Copy the records from the first line through the line containing "slice bbox=[705, 326, 1237, 615]", inclusive, and change "peak-marker" to "crest-marker". Leave everything else the same.

++++

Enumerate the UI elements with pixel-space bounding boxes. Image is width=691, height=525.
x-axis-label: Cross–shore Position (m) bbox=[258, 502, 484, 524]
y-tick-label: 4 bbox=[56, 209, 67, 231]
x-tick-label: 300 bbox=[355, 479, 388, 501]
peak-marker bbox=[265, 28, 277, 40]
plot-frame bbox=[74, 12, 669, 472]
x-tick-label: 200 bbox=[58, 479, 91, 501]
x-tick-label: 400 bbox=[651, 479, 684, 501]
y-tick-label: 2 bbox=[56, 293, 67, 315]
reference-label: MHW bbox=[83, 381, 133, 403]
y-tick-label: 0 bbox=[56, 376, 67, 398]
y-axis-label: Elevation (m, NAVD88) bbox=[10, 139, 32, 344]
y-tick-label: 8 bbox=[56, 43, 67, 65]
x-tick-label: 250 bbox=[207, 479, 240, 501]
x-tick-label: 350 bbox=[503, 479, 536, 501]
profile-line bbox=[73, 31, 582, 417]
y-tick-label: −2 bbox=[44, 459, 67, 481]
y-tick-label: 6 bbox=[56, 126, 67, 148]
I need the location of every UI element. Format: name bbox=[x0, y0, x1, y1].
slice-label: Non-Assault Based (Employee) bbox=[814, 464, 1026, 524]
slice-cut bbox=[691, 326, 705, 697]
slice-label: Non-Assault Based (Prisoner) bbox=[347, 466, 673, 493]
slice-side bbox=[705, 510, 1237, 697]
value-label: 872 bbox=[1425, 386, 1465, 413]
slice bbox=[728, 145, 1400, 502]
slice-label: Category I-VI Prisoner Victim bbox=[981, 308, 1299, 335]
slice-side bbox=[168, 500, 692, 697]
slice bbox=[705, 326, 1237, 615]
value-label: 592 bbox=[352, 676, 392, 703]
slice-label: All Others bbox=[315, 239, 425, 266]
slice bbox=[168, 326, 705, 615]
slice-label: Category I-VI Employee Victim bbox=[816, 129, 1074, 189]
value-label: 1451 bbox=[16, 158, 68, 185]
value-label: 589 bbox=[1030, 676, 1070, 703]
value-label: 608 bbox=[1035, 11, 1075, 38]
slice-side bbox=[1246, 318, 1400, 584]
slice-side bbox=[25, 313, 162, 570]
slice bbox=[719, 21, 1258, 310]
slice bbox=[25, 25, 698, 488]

++++

Correct result =
Enumerate the UI elements with pixel-space bounding boxes. Image is width=691, height=525.
x-axis-label: Cross–shore Position (m) bbox=[258, 502, 484, 524]
y-tick-label: 4 bbox=[56, 209, 67, 231]
x-tick-label: 300 bbox=[355, 479, 388, 501]
crest-marker bbox=[265, 28, 277, 40]
plot-frame bbox=[74, 12, 669, 472]
x-tick-label: 200 bbox=[58, 479, 91, 501]
x-tick-label: 400 bbox=[651, 479, 684, 501]
y-tick-label: 2 bbox=[56, 293, 67, 315]
reference-label: MHW bbox=[83, 381, 133, 403]
y-tick-label: 0 bbox=[56, 376, 67, 398]
y-axis-label: Elevation (m, NAVD88) bbox=[10, 139, 32, 344]
y-tick-label: 8 bbox=[56, 43, 67, 65]
x-tick-label: 250 bbox=[207, 479, 240, 501]
x-tick-label: 350 bbox=[503, 479, 536, 501]
profile-line bbox=[73, 31, 582, 417]
y-tick-label: −2 bbox=[44, 459, 67, 481]
y-tick-label: 6 bbox=[56, 126, 67, 148]
I need the location of every UI element. Format: name bbox=[x0, y0, x1, y1].
slice-label: Non-Assault Based (Employee) bbox=[814, 464, 1026, 524]
slice-cut bbox=[691, 326, 705, 697]
slice-label: Non-Assault Based (Prisoner) bbox=[347, 466, 673, 493]
slice-side bbox=[705, 510, 1237, 697]
value-label: 872 bbox=[1425, 386, 1465, 413]
slice bbox=[728, 145, 1400, 502]
slice-label: Category I-VI Prisoner Victim bbox=[981, 308, 1299, 335]
slice-side bbox=[168, 500, 692, 697]
slice bbox=[705, 326, 1237, 615]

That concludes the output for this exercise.